▶ [REQUEST] Lines containing the word "name" are to be located and copied.

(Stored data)

* * * * * * * * *

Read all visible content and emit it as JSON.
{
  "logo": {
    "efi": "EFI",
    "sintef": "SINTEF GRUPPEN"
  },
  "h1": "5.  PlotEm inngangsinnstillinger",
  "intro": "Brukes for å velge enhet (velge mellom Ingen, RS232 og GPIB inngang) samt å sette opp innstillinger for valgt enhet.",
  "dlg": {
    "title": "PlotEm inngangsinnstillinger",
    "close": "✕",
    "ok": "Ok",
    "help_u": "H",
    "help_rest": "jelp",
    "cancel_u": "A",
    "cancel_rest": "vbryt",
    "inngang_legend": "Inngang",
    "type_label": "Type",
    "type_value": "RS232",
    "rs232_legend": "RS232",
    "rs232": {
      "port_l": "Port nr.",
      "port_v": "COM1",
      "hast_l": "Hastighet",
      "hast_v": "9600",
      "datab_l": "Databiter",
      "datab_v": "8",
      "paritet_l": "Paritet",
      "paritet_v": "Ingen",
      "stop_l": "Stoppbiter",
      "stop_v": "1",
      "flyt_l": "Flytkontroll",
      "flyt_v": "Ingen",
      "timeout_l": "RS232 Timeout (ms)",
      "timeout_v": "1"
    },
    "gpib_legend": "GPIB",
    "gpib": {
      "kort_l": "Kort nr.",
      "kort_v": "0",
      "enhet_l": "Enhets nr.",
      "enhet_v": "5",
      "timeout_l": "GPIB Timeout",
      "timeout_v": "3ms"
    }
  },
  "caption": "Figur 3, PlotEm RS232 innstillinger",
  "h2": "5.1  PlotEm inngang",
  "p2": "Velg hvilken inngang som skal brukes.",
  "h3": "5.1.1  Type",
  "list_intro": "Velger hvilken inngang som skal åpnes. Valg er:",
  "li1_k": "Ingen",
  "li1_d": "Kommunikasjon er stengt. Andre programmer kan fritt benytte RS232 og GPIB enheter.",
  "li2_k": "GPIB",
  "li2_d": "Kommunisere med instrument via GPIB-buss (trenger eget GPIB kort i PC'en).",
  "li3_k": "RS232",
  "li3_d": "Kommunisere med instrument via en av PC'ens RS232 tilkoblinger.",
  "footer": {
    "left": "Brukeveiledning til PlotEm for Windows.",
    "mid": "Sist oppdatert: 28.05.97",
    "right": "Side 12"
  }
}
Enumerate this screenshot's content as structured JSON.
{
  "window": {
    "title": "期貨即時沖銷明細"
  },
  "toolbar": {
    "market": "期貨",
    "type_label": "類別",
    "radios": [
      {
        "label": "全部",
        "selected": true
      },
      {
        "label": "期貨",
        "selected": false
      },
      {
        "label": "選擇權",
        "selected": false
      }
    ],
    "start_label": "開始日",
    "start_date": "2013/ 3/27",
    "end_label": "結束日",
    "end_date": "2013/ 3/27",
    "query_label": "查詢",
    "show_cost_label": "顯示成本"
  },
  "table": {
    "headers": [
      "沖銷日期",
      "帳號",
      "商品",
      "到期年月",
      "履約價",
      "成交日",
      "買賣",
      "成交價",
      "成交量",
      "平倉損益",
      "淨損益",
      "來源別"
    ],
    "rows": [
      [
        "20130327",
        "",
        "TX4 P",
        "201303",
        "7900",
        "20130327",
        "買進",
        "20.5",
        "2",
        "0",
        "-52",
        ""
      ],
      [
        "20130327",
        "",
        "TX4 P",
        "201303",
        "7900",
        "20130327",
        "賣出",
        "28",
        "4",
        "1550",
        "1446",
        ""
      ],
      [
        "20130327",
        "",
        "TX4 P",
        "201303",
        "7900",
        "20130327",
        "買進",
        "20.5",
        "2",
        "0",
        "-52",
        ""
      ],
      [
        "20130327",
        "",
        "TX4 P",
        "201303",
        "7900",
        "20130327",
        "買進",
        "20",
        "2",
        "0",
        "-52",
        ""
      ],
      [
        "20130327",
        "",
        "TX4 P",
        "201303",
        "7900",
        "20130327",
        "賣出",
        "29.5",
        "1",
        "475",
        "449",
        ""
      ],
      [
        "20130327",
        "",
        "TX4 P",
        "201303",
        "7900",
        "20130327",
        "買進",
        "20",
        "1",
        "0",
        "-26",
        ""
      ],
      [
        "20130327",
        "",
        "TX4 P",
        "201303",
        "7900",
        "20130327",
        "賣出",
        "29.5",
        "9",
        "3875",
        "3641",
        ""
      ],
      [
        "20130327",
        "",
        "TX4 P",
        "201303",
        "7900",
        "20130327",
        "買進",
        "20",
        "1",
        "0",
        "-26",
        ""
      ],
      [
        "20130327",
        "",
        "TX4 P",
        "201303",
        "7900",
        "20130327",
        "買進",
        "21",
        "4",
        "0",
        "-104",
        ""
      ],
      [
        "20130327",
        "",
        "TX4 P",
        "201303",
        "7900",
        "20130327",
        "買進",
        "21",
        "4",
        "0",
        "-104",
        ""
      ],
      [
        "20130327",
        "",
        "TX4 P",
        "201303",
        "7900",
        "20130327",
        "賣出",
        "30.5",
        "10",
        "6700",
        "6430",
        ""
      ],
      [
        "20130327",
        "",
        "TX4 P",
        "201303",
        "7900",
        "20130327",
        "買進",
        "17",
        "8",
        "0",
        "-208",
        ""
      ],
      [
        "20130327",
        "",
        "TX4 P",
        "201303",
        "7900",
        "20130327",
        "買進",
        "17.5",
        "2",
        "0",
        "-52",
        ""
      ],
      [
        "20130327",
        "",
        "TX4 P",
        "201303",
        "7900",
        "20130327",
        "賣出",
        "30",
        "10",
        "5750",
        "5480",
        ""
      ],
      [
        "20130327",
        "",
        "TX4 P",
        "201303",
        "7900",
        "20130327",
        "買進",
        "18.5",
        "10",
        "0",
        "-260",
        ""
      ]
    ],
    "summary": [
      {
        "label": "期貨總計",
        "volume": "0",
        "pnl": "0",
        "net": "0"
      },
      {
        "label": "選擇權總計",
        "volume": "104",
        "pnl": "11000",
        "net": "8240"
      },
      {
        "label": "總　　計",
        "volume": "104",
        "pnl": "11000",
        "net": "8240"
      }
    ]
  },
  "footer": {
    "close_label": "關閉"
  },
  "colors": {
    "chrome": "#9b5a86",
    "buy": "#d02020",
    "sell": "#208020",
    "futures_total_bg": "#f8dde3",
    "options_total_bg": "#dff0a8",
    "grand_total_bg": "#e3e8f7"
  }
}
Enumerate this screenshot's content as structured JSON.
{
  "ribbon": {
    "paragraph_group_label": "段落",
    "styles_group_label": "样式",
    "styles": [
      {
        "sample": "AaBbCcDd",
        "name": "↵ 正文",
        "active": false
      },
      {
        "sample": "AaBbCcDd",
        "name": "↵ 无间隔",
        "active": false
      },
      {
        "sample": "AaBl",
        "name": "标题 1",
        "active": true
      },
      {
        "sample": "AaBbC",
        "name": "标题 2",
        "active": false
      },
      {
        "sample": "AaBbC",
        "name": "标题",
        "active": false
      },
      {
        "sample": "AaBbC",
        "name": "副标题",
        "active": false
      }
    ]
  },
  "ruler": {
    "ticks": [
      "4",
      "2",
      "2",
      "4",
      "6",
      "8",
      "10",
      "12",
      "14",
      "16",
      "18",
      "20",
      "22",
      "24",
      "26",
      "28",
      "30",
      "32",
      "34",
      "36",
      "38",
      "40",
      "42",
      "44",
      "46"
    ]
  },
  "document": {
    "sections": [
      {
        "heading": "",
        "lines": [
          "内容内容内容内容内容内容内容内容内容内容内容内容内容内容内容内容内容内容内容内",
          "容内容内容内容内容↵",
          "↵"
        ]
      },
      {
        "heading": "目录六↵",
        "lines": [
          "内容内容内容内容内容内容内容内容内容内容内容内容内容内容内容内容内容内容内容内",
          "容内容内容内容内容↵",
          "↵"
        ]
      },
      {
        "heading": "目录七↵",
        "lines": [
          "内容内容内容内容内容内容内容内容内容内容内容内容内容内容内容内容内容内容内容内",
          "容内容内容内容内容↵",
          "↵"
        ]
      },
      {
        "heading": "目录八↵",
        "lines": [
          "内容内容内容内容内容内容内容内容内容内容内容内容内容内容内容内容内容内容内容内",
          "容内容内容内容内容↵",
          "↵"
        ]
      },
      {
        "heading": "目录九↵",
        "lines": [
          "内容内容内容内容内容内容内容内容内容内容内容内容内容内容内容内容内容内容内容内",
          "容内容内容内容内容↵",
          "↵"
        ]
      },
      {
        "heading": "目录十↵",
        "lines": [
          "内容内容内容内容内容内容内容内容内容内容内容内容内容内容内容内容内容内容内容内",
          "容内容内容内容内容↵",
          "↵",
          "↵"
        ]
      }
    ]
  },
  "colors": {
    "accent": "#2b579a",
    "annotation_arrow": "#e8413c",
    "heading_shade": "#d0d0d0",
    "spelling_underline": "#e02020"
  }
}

* * * * * * * * *

▶ [ANSWER FOR THIS EXERCISE]
        "name": "↵ 正文",
        "name": "↵ 无间隔",
        "name": "标题 1",
        "name": "标题 2",
        "name": "标题",
        "name": "副标题",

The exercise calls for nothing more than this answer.